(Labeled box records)
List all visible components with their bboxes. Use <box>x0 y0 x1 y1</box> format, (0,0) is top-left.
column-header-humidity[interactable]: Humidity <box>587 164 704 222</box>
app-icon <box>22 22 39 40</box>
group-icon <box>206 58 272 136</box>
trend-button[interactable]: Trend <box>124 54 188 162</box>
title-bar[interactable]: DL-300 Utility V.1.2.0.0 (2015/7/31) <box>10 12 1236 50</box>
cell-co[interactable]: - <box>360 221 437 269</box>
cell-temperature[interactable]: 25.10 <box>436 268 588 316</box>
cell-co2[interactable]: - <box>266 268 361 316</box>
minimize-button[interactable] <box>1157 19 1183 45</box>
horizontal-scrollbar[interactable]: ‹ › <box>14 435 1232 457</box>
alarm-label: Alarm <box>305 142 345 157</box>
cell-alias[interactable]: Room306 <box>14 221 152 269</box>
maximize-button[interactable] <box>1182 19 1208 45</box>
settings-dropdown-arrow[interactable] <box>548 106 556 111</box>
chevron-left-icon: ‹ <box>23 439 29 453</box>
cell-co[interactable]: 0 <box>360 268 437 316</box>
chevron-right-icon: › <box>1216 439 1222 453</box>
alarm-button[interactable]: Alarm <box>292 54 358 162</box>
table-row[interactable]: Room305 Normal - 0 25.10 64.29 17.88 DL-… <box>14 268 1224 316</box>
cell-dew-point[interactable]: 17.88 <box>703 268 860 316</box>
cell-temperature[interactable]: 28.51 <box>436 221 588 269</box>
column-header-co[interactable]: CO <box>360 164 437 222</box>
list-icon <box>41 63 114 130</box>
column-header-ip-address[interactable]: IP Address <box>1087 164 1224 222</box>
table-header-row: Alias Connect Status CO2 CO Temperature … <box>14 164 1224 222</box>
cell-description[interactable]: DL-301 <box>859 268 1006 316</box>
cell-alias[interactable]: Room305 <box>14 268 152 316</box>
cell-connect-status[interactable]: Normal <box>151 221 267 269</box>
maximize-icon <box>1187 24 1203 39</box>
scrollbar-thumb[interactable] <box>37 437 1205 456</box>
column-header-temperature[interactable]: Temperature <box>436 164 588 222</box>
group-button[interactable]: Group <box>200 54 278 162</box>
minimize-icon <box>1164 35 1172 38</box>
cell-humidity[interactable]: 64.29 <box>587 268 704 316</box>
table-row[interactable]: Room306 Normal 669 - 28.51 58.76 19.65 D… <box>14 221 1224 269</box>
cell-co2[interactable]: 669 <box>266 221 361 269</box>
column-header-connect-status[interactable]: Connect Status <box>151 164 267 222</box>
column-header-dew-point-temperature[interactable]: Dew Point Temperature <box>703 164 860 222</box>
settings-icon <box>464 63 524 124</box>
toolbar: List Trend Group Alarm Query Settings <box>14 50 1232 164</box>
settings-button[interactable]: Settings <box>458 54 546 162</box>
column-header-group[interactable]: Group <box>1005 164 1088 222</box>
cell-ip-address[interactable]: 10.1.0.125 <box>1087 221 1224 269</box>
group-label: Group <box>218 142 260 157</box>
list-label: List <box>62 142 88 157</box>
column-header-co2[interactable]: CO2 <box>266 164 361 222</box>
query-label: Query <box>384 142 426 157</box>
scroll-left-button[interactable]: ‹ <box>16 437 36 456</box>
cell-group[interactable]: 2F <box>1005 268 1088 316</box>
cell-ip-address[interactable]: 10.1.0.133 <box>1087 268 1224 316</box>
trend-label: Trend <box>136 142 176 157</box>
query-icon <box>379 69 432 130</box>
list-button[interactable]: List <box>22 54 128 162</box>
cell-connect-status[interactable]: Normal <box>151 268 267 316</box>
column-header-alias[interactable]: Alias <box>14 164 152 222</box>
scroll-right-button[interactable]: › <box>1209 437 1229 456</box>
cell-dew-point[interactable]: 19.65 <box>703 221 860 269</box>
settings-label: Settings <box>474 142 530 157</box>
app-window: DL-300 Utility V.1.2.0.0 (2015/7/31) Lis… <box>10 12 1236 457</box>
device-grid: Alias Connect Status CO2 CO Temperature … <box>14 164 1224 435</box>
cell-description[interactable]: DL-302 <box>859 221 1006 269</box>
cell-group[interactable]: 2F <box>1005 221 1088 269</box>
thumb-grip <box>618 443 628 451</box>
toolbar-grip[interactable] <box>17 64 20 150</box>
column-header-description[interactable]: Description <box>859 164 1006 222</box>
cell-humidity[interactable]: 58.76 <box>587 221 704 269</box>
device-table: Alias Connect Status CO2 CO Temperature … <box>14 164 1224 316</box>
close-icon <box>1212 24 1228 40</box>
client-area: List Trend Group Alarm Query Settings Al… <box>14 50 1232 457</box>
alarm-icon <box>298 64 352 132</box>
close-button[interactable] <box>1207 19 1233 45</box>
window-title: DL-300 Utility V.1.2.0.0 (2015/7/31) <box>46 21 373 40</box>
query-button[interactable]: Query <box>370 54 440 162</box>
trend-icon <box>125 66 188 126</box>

Goal: Can you copy all of the records above line for line, without changing a single character?

Output of the exercise:
List all visible components with their bboxes. Use <box>x0 y0 x1 y1</box> format, (0,0) is top-left.
column-header-humidity[interactable]: Humidity <box>587 164 704 222</box>
app-icon <box>22 22 39 40</box>
group-icon <box>206 58 272 136</box>
trend-button[interactable]: Trend <box>124 54 188 162</box>
title-bar[interactable]: DL-300 Utility V.1.2.0.0 (2015/7/31) <box>10 12 1236 50</box>
cell-co[interactable]: - <box>360 221 437 269</box>
cell-temperature[interactable]: 25.10 <box>436 268 588 316</box>
cell-co2[interactable]: - <box>266 268 361 316</box>
minimize-button[interactable] <box>1157 19 1183 45</box>
horizontal-scrollbar[interactable]: ‹ › <box>14 435 1232 457</box>
alarm-label: Alarm <box>305 142 345 157</box>
cell-alias[interactable]: Room306 <box>14 221 152 269</box>
maximize-button[interactable] <box>1182 19 1208 45</box>
settings-dropdown-arrow[interactable] <box>548 106 556 111</box>
chevron-left-icon: ‹ <box>23 439 29 453</box>
cell-co[interactable]: 0 <box>360 268 437 316</box>
chevron-right-icon: › <box>1216 439 1222 453</box>
alarm-button[interactable]: Alarm <box>292 54 358 162</box>
table-row[interactable]: Room305 Normal - 0 25.10 64.29 17.88 DL-… <box>14 268 1224 316</box>
cell-dew-point[interactable]: 17.88 <box>703 268 860 316</box>
cell-temperature[interactable]: 28.51 <box>436 221 588 269</box>
column-header-co[interactable]: CO <box>360 164 437 222</box>
list-icon <box>41 63 114 130</box>
column-header-ip-address[interactable]: IP Address <box>1087 164 1224 222</box>
table-header-row: Alias Connect Status CO2 CO Temperature … <box>14 164 1224 222</box>
cell-description[interactable]: DL-301 <box>859 268 1006 316</box>
cell-alias[interactable]: Room305 <box>14 268 152 316</box>
cell-connect-status[interactable]: Normal <box>151 221 267 269</box>
maximize-icon <box>1187 24 1203 39</box>
scrollbar-thumb[interactable] <box>37 437 1205 456</box>
column-header-temperature[interactable]: Temperature <box>436 164 588 222</box>
group-button[interactable]: Group <box>200 54 278 162</box>
minimize-icon <box>1164 35 1172 38</box>
cell-humidity[interactable]: 64.29 <box>587 268 704 316</box>
table-row[interactable]: Room306 Normal 669 - 28.51 58.76 19.65 D… <box>14 221 1224 269</box>
cell-co2[interactable]: 669 <box>266 221 361 269</box>
column-header-connect-status[interactable]: Connect Status <box>151 164 267 222</box>
column-header-dew-point-temperature[interactable]: Dew Point Temperature <box>703 164 860 222</box>
settings-icon <box>464 63 524 124</box>
toolbar: List Trend Group Alarm Query Settings <box>14 50 1232 164</box>
settings-button[interactable]: Settings <box>458 54 546 162</box>
column-header-group[interactable]: Group <box>1005 164 1088 222</box>
cell-ip-address[interactable]: 10.1.0.125 <box>1087 221 1224 269</box>
group-label: Group <box>218 142 260 157</box>
list-label: List <box>62 142 88 157</box>
column-header-co2[interactable]: CO2 <box>266 164 361 222</box>
query-label: Query <box>384 142 426 157</box>
scroll-left-button[interactable]: ‹ <box>16 437 36 456</box>
cell-group[interactable]: 2F <box>1005 268 1088 316</box>
cell-ip-address[interactable]: 10.1.0.133 <box>1087 268 1224 316</box>
trend-label: Trend <box>136 142 176 157</box>
query-icon <box>379 69 432 130</box>
list-button[interactable]: List <box>22 54 128 162</box>
cell-connect-status[interactable]: Normal <box>151 268 267 316</box>
column-header-alias[interactable]: Alias <box>14 164 152 222</box>
scroll-right-button[interactable]: › <box>1209 437 1229 456</box>
cell-dew-point[interactable]: 19.65 <box>703 221 860 269</box>
settings-label: Settings <box>474 142 530 157</box>
app-window: DL-300 Utility V.1.2.0.0 (2015/7/31) Lis… <box>10 12 1236 457</box>
device-grid: Alias Connect Status CO2 CO Temperature … <box>14 164 1224 435</box>
cell-description[interactable]: DL-302 <box>859 221 1006 269</box>
cell-group[interactable]: 2F <box>1005 221 1088 269</box>
thumb-grip <box>618 443 628 451</box>
toolbar-grip[interactable] <box>17 64 20 150</box>
column-header-description[interactable]: Description <box>859 164 1006 222</box>
cell-humidity[interactable]: 58.76 <box>587 221 704 269</box>
device-table: Alias Connect Status CO2 CO Temperature … <box>14 164 1224 316</box>
close-icon <box>1212 24 1228 40</box>
client-area: List Trend Group Alarm Query Settings Al… <box>14 50 1232 457</box>
alarm-icon <box>298 64 352 132</box>
close-button[interactable] <box>1207 19 1233 45</box>
window-title: DL-300 Utility V.1.2.0.0 (2015/7/31) <box>46 21 373 40</box>
query-button[interactable]: Query <box>370 54 440 162</box>
trend-icon <box>125 66 188 126</box>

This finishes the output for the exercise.